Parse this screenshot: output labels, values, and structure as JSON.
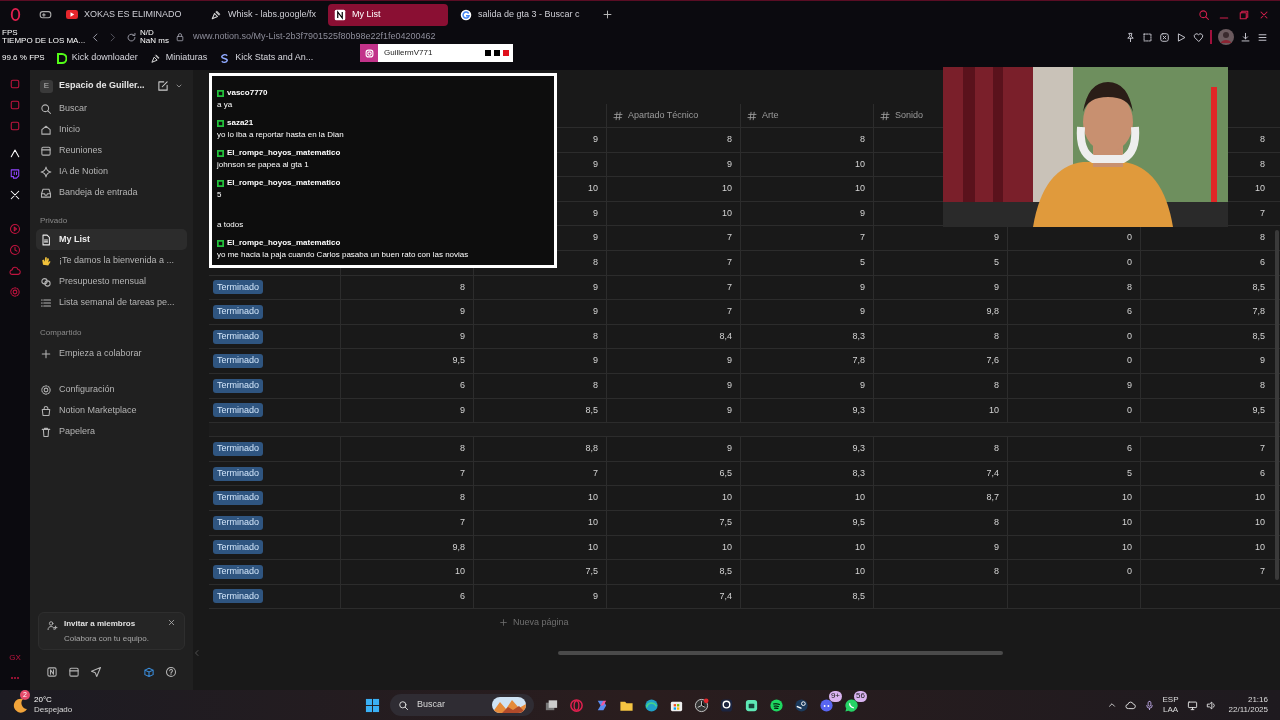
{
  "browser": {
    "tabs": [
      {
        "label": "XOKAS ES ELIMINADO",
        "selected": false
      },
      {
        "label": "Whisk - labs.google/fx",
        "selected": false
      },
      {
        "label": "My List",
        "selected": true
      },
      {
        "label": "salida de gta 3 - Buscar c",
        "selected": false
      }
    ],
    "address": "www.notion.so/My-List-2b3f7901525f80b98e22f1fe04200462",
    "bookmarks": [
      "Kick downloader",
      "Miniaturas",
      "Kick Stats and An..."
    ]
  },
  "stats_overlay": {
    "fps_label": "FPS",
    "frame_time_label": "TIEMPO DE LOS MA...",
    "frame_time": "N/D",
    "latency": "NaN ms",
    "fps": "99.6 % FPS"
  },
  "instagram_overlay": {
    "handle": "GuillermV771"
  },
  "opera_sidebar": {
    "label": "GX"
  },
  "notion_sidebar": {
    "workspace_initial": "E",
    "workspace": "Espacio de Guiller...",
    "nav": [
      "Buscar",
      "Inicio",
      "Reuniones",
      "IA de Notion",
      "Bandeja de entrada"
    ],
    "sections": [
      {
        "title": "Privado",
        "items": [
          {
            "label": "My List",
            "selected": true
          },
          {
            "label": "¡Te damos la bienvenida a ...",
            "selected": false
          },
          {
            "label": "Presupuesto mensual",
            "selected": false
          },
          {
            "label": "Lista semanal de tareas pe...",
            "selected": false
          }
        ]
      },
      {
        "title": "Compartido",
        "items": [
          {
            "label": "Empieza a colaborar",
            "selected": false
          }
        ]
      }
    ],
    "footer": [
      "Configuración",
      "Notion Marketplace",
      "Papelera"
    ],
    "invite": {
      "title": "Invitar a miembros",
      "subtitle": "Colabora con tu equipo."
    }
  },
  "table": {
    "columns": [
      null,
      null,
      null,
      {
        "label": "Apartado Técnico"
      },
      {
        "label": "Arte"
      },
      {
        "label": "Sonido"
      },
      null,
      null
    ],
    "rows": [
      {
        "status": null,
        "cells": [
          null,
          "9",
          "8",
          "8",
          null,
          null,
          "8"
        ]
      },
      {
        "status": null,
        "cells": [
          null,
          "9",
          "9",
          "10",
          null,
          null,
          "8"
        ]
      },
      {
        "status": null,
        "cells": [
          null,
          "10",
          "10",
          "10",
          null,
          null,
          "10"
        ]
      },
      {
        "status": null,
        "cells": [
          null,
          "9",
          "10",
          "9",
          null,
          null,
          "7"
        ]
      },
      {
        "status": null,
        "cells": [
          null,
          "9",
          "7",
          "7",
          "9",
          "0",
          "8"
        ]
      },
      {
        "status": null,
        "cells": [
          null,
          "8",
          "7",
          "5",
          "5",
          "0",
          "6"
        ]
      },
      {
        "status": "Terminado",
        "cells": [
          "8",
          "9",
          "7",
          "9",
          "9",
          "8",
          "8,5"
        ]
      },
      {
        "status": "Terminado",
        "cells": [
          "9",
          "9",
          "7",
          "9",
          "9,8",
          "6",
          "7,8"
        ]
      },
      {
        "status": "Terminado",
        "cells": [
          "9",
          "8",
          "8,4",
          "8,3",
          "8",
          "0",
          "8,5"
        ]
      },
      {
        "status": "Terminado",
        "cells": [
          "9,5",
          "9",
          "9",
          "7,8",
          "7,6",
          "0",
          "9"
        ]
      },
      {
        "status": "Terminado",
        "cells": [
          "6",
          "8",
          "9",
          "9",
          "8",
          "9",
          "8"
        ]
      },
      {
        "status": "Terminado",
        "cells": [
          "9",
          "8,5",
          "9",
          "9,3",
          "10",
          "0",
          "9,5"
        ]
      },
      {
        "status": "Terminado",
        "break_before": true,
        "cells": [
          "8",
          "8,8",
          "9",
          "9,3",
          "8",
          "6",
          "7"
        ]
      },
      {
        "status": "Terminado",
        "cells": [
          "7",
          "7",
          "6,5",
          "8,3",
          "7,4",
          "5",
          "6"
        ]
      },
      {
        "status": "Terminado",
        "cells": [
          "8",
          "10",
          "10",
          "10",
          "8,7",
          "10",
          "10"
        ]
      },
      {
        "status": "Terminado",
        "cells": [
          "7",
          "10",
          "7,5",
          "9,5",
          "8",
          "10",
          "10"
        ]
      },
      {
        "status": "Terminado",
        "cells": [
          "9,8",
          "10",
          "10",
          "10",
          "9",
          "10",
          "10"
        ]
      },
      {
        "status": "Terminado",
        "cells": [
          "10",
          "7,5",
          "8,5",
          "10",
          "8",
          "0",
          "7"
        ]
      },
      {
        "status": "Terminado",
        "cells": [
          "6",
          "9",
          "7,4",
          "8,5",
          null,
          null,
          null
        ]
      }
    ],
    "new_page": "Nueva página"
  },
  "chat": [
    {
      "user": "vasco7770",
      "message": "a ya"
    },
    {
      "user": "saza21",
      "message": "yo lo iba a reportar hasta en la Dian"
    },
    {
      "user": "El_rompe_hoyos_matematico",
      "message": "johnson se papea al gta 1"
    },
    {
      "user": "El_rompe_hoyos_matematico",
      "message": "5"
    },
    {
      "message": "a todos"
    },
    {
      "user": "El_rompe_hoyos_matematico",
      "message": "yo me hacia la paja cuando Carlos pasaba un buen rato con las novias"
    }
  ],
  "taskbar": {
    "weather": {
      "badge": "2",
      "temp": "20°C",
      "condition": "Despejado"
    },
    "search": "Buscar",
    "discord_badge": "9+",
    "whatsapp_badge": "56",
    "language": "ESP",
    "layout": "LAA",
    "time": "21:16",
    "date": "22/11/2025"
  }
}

###

What the exercise asks.
Return the listing above word for word, with the pictures removed.

Reply.
Parse this screenshot: output labels, values, and structure as JSON.
{
  "browser": {
    "tabs": [
      {
        "label": "XOKAS ES ELIMINADO",
        "selected": false
      },
      {
        "label": "Whisk - labs.google/fx",
        "selected": false
      },
      {
        "label": "My List",
        "selected": true
      },
      {
        "label": "salida de gta 3 - Buscar c",
        "selected": false
      }
    ],
    "address": "www.notion.so/My-List-2b3f7901525f80b98e22f1fe04200462",
    "bookmarks": [
      "Kick downloader",
      "Miniaturas",
      "Kick Stats and An..."
    ]
  },
  "stats_overlay": {
    "fps_label": "FPS",
    "frame_time_label": "TIEMPO DE LOS MA...",
    "frame_time": "N/D",
    "latency": "NaN ms",
    "fps": "99.6 % FPS"
  },
  "instagram_overlay": {
    "handle": "GuillermV771"
  },
  "opera_sidebar": {
    "label": "GX"
  },
  "notion_sidebar": {
    "workspace_initial": "E",
    "workspace": "Espacio de Guiller...",
    "nav": [
      "Buscar",
      "Inicio",
      "Reuniones",
      "IA de Notion",
      "Bandeja de entrada"
    ],
    "sections": [
      {
        "title": "Privado",
        "items": [
          {
            "label": "My List",
            "selected": true
          },
          {
            "label": "¡Te damos la bienvenida a ...",
            "selected": false
          },
          {
            "label": "Presupuesto mensual",
            "selected": false
          },
          {
            "label": "Lista semanal de tareas pe...",
            "selected": false
          }
        ]
      },
      {
        "title": "Compartido",
        "items": [
          {
            "label": "Empieza a colaborar",
            "selected": false
          }
        ]
      }
    ],
    "footer": [
      "Configuración",
      "Notion Marketplace",
      "Papelera"
    ],
    "invite": {
      "title": "Invitar a miembros",
      "subtitle": "Colabora con tu equipo."
    }
  },
  "table": {
    "columns": [
      null,
      null,
      null,
      {
        "label": "Apartado Técnico"
      },
      {
        "label": "Arte"
      },
      {
        "label": "Sonido"
      },
      null,
      null
    ],
    "rows": [
      {
        "status": null,
        "cells": [
          null,
          "9",
          "8",
          "8",
          null,
          null,
          "8"
        ]
      },
      {
        "status": null,
        "cells": [
          null,
          "9",
          "9",
          "10",
          null,
          null,
          "8"
        ]
      },
      {
        "status": null,
        "cells": [
          null,
          "10",
          "10",
          "10",
          null,
          null,
          "10"
        ]
      },
      {
        "status": null,
        "cells": [
          null,
          "9",
          "10",
          "9",
          null,
          null,
          "7"
        ]
      },
      {
        "status": null,
        "cells": [
          null,
          "9",
          "7",
          "7",
          "9",
          "0",
          "8"
        ]
      },
      {
        "status": null,
        "cells": [
          null,
          "8",
          "7",
          "5",
          "5",
          "0",
          "6"
        ]
      },
      {
        "status": "Terminado",
        "cells": [
          "8",
          "9",
          "7",
          "9",
          "9",
          "8",
          "8,5"
        ]
      },
      {
        "status": "Terminado",
        "cells": [
          "9",
          "9",
          "7",
          "9",
          "9,8",
          "6",
          "7,8"
        ]
      },
      {
        "status": "Terminado",
        "cells": [
          "9",
          "8",
          "8,4",
          "8,3",
          "8",
          "0",
          "8,5"
        ]
      },
      {
        "status": "Terminado",
        "cells": [
          "9,5",
          "9",
          "9",
          "7,8",
          "7,6",
          "0",
          "9"
        ]
      },
      {
        "status": "Terminado",
        "cells": [
          "6",
          "8",
          "9",
          "9",
          "8",
          "9",
          "8"
        ]
      },
      {
        "status": "Terminado",
        "cells": [
          "9",
          "8,5",
          "9",
          "9,3",
          "10",
          "0",
          "9,5"
        ]
      },
      {
        "status": "Terminado",
        "break_before": true,
        "cells": [
          "8",
          "8,8",
          "9",
          "9,3",
          "8",
          "6",
          "7"
        ]
      },
      {
        "status": "Terminado",
        "cells": [
          "7",
          "7",
          "6,5",
          "8,3",
          "7,4",
          "5",
          "6"
        ]
      },
      {
        "status": "Terminado",
        "cells": [
          "8",
          "10",
          "10",
          "10",
          "8,7",
          "10",
          "10"
        ]
      },
      {
        "status": "Terminado",
        "cells": [
          "7",
          "10",
          "7,5",
          "9,5",
          "8",
          "10",
          "10"
        ]
      },
      {
        "status": "Terminado",
        "cells": [
          "9,8",
          "10",
          "10",
          "10",
          "9",
          "10",
          "10"
        ]
      },
      {
        "status": "Terminado",
        "cells": [
          "10",
          "7,5",
          "8,5",
          "10",
          "8",
          "0",
          "7"
        ]
      },
      {
        "status": "Terminado",
        "cells": [
          "6",
          "9",
          "7,4",
          "8,5",
          null,
          null,
          null
        ]
      }
    ],
    "new_page": "Nueva página"
  },
  "chat": [
    {
      "user": "vasco7770",
      "message": "a ya"
    },
    {
      "user": "saza21",
      "message": "yo lo iba a reportar hasta en la Dian"
    },
    {
      "user": "El_rompe_hoyos_matematico",
      "message": "johnson se papea al gta 1"
    },
    {
      "user": "El_rompe_hoyos_matematico",
      "message": "5"
    },
    {
      "message": "a todos"
    },
    {
      "user": "El_rompe_hoyos_matematico",
      "message": "yo me hacia la paja cuando Carlos pasaba un buen rato con las novias"
    }
  ],
  "taskbar": {
    "weather": {
      "badge": "2",
      "temp": "20°C",
      "condition": "Despejado"
    },
    "search": "Buscar",
    "discord_badge": "9+",
    "whatsapp_badge": "56",
    "language": "ESP",
    "layout": "LAA",
    "time": "21:16",
    "date": "22/11/2025"
  }
}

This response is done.